▶ **INSTRUCTION**
Among the entries below, count the lines where the string "name" occurs, and give only the number.

## begin DATA FOR THIS TASK

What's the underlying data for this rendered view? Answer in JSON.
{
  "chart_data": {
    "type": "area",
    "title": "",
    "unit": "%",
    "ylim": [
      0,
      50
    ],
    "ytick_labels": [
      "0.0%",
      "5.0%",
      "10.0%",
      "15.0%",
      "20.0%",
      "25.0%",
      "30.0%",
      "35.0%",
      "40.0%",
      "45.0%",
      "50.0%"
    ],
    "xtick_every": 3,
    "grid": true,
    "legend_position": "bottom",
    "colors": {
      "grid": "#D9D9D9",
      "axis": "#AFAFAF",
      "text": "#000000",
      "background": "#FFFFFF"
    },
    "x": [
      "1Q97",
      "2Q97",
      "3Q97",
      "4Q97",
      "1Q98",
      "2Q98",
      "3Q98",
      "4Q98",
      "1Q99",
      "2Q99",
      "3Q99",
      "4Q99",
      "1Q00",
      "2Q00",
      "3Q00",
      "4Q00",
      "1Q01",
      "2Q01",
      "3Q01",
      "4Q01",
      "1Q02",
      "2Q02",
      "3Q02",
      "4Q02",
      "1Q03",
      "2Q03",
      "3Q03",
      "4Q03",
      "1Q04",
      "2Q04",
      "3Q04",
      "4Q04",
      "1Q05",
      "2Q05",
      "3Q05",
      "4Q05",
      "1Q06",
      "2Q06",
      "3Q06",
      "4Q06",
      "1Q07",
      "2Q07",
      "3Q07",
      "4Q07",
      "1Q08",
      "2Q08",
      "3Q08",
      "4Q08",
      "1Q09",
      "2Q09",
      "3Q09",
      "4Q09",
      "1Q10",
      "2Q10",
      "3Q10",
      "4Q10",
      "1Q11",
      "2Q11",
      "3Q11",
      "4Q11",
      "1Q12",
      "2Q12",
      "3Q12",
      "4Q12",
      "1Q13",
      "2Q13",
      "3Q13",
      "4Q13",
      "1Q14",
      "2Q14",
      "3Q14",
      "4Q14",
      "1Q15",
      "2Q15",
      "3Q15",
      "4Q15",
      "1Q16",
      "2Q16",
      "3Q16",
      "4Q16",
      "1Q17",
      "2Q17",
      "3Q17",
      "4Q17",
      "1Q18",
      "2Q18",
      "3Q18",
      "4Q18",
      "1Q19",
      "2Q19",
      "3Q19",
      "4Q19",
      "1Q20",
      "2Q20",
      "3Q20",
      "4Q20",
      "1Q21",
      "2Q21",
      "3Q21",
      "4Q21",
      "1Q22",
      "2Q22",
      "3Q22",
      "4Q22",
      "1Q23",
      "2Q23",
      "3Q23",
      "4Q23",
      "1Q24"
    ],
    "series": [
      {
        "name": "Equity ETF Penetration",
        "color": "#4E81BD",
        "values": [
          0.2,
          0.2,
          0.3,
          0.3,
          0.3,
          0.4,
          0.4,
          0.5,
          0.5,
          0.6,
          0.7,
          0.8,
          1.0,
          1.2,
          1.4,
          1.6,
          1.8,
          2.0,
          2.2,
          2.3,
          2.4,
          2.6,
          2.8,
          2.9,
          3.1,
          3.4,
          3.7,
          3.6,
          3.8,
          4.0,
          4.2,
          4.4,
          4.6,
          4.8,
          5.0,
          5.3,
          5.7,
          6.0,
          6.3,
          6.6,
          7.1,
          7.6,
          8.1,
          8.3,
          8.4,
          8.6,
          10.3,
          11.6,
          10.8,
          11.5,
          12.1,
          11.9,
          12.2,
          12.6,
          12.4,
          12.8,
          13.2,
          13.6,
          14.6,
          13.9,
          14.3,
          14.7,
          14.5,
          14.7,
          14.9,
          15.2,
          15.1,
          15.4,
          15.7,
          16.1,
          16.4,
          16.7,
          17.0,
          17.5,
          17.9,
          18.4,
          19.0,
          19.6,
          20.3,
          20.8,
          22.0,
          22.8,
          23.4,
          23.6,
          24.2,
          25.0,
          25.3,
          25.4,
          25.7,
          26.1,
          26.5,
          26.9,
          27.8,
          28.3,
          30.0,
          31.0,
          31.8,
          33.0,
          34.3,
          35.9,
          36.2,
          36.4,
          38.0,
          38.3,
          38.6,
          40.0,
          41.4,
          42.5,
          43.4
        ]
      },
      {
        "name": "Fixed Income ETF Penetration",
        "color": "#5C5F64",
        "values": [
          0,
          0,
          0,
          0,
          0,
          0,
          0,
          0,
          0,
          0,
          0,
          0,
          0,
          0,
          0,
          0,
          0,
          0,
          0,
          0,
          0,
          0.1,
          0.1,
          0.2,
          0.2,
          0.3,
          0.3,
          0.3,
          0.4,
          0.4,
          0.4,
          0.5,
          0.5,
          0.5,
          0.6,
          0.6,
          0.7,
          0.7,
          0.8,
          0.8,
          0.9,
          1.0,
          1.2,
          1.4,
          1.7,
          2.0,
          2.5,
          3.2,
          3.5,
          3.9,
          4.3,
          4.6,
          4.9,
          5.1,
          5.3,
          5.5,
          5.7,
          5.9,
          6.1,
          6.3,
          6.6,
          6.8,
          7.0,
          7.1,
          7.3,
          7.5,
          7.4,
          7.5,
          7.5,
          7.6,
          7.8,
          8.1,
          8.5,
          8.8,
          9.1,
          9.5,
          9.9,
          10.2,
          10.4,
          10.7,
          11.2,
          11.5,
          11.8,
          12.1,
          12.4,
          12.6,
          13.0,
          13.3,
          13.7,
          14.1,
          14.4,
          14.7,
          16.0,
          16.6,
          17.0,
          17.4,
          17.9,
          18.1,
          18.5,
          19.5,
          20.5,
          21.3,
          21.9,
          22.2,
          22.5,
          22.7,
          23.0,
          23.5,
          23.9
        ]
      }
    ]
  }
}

## end DATA FOR THIS TASK

▶ **FULL OUTPUT**
2